→ **Required work**
Transcribe the entries that follow exactly as they appear, minus pictures.
··· Dataset records ···
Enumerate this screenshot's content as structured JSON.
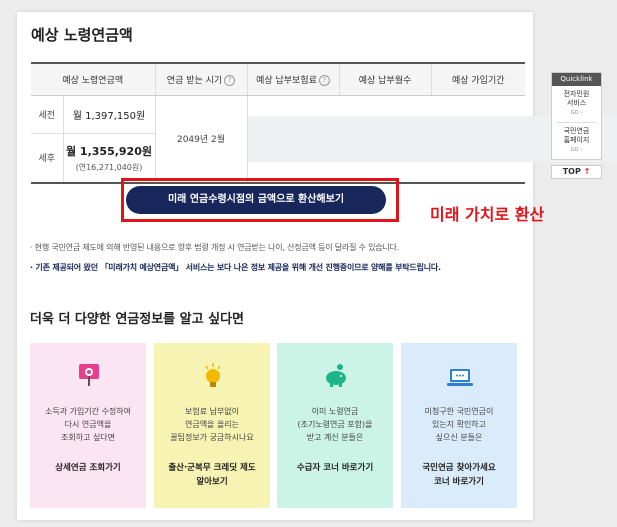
{
  "section_title": "예상 노령연금액",
  "table": {
    "headers": [
      "예상 노령연금액",
      "연금 받는 시기",
      "예상 납부보험료",
      "예상 납부월수",
      "예상 가입기간"
    ],
    "rows": {
      "pre_tax_label": "세전",
      "pre_tax_amount": "월 1,397,150원",
      "post_tax_label": "세후",
      "post_tax_amount": "월 1,355,920원",
      "post_tax_annual": "(연16,271,040원)",
      "receive_time": "2049년 2월"
    }
  },
  "cta": {
    "button_label": "미래 연금수령시점의 금액으로 환산해보기",
    "annotation": "미래 가치로 환산"
  },
  "notices": [
    "· 현행 국민연금 제도에 의해 반영된 내용으로 향후 법령 개정 시 연금받는 나이, 산정금액 등이 달라질 수 있습니다.",
    "· 기존 제공되어 왔던 「미래가치 예상연금액」 서비스는 보다 나은 정보 제공을 위해 개선 진행중이므로 양해를 부탁드립니다."
  ],
  "more_title": "더욱 더 다양한 연금정보를 알고 싶다면",
  "cards": [
    {
      "desc": "소득과 가입기간 수정하여\n다시 연금액을\n조회하고 싶다면",
      "link": "상세연금 조회가기",
      "icon": "monitor-pin-icon"
    },
    {
      "desc": "보험료 납부없이\n연금액을 올리는\n꿀팁정보가 궁금하시나요",
      "link": "출산·군복무 크레딧 제도\n알아보기",
      "icon": "lightbulb-icon"
    },
    {
      "desc": "이미 노령연금\n(조기노령연금 포함)을\n받고 계신 분들은",
      "link": "수급자 코너 바로가기",
      "icon": "piggy-bank-icon"
    },
    {
      "desc": "미청구한 국민연금이\n있는지 확인하고\n싶으신 분들은",
      "link": "국민연금 찾아가세요\n코너 바로가기",
      "icon": "laptop-icon"
    }
  ],
  "quicklink": {
    "title": "Quicklink",
    "items": [
      {
        "label": "전자민원\n서비스",
        "go": "GO"
      },
      {
        "label": "국민연금\n홈페이지",
        "go": "GO"
      }
    ],
    "top_label": "TOP",
    "top_arrow": "↑"
  },
  "help_mark": "?",
  "colors": {
    "navy": "#17265b",
    "red": "#e2141b"
  }
}
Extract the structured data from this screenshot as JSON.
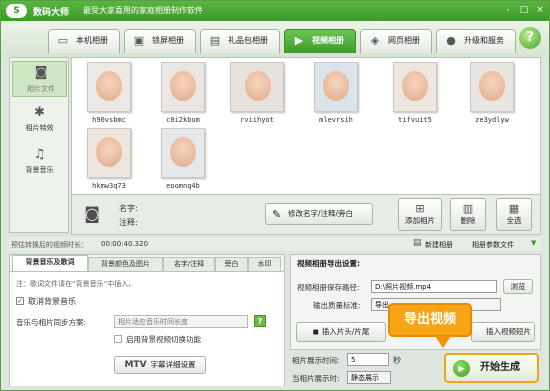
{
  "app": {
    "logo": "S",
    "name": "数码大师",
    "subtitle": "最受大家喜用的家庭相册制作软件"
  },
  "window_buttons": [
    "-",
    "□",
    "×"
  ],
  "tabs": [
    {
      "label": "本机相册",
      "icon": "pc-album-icon"
    },
    {
      "label": "锁屏相册",
      "icon": "screen-icon"
    },
    {
      "label": "礼品包相册",
      "icon": "gift-icon"
    },
    {
      "label": "视频相册",
      "icon": "video-icon",
      "active": true
    },
    {
      "label": "网页相册",
      "icon": "web-icon"
    },
    {
      "label": "升级和服务",
      "icon": "upgrade-icon"
    }
  ],
  "help": "?",
  "leftnav": [
    {
      "label": "相片文件",
      "icon": "camera-icon",
      "selected": true
    },
    {
      "label": "相片特效",
      "icon": "effects-icon"
    },
    {
      "label": "背景音乐",
      "icon": "music-icon"
    }
  ],
  "photos": [
    "h96vsbmc",
    "c0i2kbum",
    "rviihyot",
    "mlevrsih",
    "tifvuit5",
    "ze3ydlyw",
    "hkmw3q73",
    "eoomnq4b"
  ],
  "info": {
    "name_label": "名字:",
    "note_label": "注释:"
  },
  "buttons": {
    "edit": "修改名字/注释/旁白",
    "add": "添加相片",
    "delete": "删除",
    "select_all": "全选"
  },
  "strip": {
    "duration_label": "预估转换后的视频时长：",
    "duration": "00:00:40.320",
    "new_album": "新建相册",
    "album_params": "相册参数文件"
  },
  "left_panel": {
    "tabs": [
      "背景音乐及歌词",
      "背景颜色及图片",
      "名字/注释",
      "旁白",
      "水印"
    ],
    "hint": "注：歌词文件请在“背景音乐”中插入。",
    "cancel_music": "取消背景音乐",
    "sync_label": "音乐与相片同步方案:",
    "sync_option": "相片适应音乐时间长度",
    "sync_help": "?",
    "auto_switch": "启用背景视频切换功能",
    "mtv": "MTV",
    "lyrics_btn": "字幕详细设置"
  },
  "right_panel": {
    "title": "视频相册导出设置:",
    "path_label": "视频相册保存路径:",
    "path_value": "D:\\照片视频.mp4",
    "browse": "浏览",
    "quality_label": "输出质量标准:",
    "quality_value": "导出",
    "insert_head": "插入片头/片尾",
    "insert_clip": "插入视频短片",
    "photo_time_label": "相片展示时间:",
    "photo_time": "5",
    "photo_time_unit": "秒",
    "display_label": "当相片展示时:",
    "display_value": "静态展示"
  },
  "callout": "导出视频",
  "start": "开始生成",
  "colors": {
    "accent": "#3f9a2c",
    "callout": "#f7a516"
  }
}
···
→ **Exercise solution**
Enumerate this screenshot's content as structured JSON.
{
  "section_title": "예상 노령연금액",
  "table": {
    "headers": [
      "예상 노령연금액",
      "연금 받는 시기",
      "예상 납부보험료",
      "예상 납부월수",
      "예상 가입기간"
    ],
    "rows": {
      "pre_tax_label": "세전",
      "pre_tax_amount": "월 1,397,150원",
      "post_tax_label": "세후",
      "post_tax_amount": "월 1,355,920원",
      "post_tax_annual": "(연16,271,040원)",
      "receive_time": "2049년 2월"
    }
  },
  "cta": {
    "button_label": "미래 연금수령시점의 금액으로 환산해보기",
    "annotation": "미래 가치로 환산"
  },
  "notices": [
    "· 현행 국민연금 제도에 의해 반영된 내용으로 향후 법령 개정 시 연금받는 나이, 산정금액 등이 달라질 수 있습니다.",
    "· 기존 제공되어 왔던 「미래가치 예상연금액」 서비스는 보다 나은 정보 제공을 위해 개선 진행중이므로 양해를 부탁드립니다."
  ],
  "more_title": "더욱 더 다양한 연금정보를 알고 싶다면",
  "cards": [
    {
      "desc": "소득과 가입기간 수정하여\n다시 연금액을\n조회하고 싶다면",
      "link": "상세연금 조회가기",
      "icon": "monitor-pin-icon"
    },
    {
      "desc": "보험료 납부없이\n연금액을 올리는\n꿀팁정보가 궁금하시나요",
      "link": "출산·군복무 크레딧 제도\n알아보기",
      "icon": "lightbulb-icon"
    },
    {
      "desc": "이미 노령연금\n(조기노령연금 포함)을\n받고 계신 분들은",
      "link": "수급자 코너 바로가기",
      "icon": "piggy-bank-icon"
    },
    {
      "desc": "미청구한 국민연금이\n있는지 확인하고\n싶으신 분들은",
      "link": "국민연금 찾아가세요\n코너 바로가기",
      "icon": "laptop-icon"
    }
  ],
  "quicklink": {
    "title": "Quicklink",
    "items": [
      {
        "label": "전자민원\n서비스",
        "go": "GO"
      },
      {
        "label": "국민연금\n홈페이지",
        "go": "GO"
      }
    ],
    "top_label": "TOP",
    "top_arrow": "↑"
  },
  "help_mark": "?",
  "colors": {
    "navy": "#17265b",
    "red": "#e2141b"
  }
}
Extract the structured data from this screenshot as JSON.
{
  "app": {
    "logo": "S",
    "name": "数码大师",
    "subtitle": "最受大家喜用的家庭相册制作软件"
  },
  "window_buttons": [
    "-",
    "□",
    "×"
  ],
  "tabs": [
    {
      "label": "本机相册",
      "icon": "pc-album-icon"
    },
    {
      "label": "锁屏相册",
      "icon": "screen-icon"
    },
    {
      "label": "礼品包相册",
      "icon": "gift-icon"
    },
    {
      "label": "视频相册",
      "icon": "video-icon",
      "active": true
    },
    {
      "label": "网页相册",
      "icon": "web-icon"
    },
    {
      "label": "升级和服务",
      "icon": "upgrade-icon"
    }
  ],
  "help": "?",
  "leftnav": [
    {
      "label": "相片文件",
      "icon": "camera-icon",
      "selected": true
    },
    {
      "label": "相片特效",
      "icon": "effects-icon"
    },
    {
      "label": "背景音乐",
      "icon": "music-icon"
    }
  ],
  "photos": [
    "h96vsbmc",
    "c0i2kbum",
    "rviihyot",
    "mlevrsih",
    "tifvuit5",
    "ze3ydlyw",
    "hkmw3q73",
    "eoomnq4b"
  ],
  "info": {
    "name_label": "名字:",
    "note_label": "注释:"
  },
  "buttons": {
    "edit": "修改名字/注释/旁白",
    "add": "添加相片",
    "delete": "删除",
    "select_all": "全选"
  },
  "strip": {
    "duration_label": "预估转换后的视频时长：",
    "duration": "00:00:40.320",
    "new_album": "新建相册",
    "album_params": "相册参数文件"
  },
  "left_panel": {
    "tabs": [
      "背景音乐及歌词",
      "背景颜色及图片",
      "名字/注释",
      "旁白",
      "水印"
    ],
    "hint": "注：歌词文件请在“背景音乐”中插入。",
    "cancel_music": "取消背景音乐",
    "sync_label": "音乐与相片同步方案:",
    "sync_option": "相片适应音乐时间长度",
    "sync_help": "?",
    "auto_switch": "启用背景视频切换功能",
    "mtv": "MTV",
    "lyrics_btn": "字幕详细设置"
  },
  "right_panel": {
    "title": "视频相册导出设置:",
    "path_label": "视频相册保存路径:",
    "path_value": "D:\\照片视频.mp4",
    "browse": "浏览",
    "quality_label": "输出质量标准:",
    "quality_value": "导出",
    "insert_head": "插入片头/片尾",
    "insert_clip": "插入视频短片",
    "photo_time_label": "相片展示时间:",
    "photo_time": "5",
    "photo_time_unit": "秒",
    "display_label": "当相片展示时:",
    "display_value": "静态展示"
  },
  "callout": "导出视频",
  "start": "开始生成",
  "colors": {
    "accent": "#3f9a2c",
    "callout": "#f7a516"
  }
}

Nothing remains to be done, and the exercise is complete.